### Work to complete
List every line of the records below that contains the string "finissant", matching case exactly.

### Information supplied

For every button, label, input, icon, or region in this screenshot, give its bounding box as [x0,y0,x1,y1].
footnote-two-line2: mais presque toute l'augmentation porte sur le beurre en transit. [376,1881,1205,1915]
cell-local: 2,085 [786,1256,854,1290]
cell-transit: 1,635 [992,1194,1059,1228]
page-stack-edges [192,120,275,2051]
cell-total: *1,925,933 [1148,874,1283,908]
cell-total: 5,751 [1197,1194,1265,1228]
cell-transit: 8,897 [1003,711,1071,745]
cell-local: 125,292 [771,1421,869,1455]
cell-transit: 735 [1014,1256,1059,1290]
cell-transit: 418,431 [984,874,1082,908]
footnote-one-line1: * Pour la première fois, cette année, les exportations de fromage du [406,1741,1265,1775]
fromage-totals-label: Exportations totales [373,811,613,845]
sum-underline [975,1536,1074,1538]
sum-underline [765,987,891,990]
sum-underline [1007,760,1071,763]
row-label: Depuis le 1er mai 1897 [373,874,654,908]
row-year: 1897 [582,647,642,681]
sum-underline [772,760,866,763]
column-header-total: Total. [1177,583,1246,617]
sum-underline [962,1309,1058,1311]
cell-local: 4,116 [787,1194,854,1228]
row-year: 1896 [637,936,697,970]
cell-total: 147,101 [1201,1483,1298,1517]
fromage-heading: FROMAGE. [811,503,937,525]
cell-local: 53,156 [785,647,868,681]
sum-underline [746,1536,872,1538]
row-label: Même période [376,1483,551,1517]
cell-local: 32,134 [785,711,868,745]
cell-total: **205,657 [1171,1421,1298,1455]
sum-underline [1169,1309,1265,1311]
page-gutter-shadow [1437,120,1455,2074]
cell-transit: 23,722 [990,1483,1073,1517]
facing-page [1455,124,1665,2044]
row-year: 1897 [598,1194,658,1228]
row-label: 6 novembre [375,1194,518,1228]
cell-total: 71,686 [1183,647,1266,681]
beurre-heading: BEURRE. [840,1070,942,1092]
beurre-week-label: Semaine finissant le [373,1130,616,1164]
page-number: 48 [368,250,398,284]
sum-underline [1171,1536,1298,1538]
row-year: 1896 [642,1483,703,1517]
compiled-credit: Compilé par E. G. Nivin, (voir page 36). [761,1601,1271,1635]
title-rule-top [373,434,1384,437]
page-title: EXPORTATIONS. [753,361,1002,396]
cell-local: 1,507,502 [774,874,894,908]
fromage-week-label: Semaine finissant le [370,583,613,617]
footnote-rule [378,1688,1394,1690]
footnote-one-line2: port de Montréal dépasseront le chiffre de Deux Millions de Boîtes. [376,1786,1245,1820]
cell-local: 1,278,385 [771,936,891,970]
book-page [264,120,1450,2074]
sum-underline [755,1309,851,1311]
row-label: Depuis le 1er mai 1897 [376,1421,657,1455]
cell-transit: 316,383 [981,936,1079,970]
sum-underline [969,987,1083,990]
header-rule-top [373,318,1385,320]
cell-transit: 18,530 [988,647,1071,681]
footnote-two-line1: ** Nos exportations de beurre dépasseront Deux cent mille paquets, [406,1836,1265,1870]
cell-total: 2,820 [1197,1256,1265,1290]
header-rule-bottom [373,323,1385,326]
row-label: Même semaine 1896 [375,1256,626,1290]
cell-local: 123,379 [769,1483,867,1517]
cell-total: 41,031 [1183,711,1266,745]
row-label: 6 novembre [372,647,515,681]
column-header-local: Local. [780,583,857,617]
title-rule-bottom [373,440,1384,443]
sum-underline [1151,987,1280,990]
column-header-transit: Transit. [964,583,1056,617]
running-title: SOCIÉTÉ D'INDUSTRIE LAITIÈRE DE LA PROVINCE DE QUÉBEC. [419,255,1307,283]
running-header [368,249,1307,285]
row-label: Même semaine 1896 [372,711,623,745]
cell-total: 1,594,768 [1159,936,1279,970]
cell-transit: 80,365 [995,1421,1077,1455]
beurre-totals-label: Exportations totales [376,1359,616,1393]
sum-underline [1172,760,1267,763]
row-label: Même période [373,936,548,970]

### Response to the exercise
beurre-week-label: Semaine finissant le [373,1130,616,1164]
fromage-week-label: Semaine finissant le [370,583,613,617]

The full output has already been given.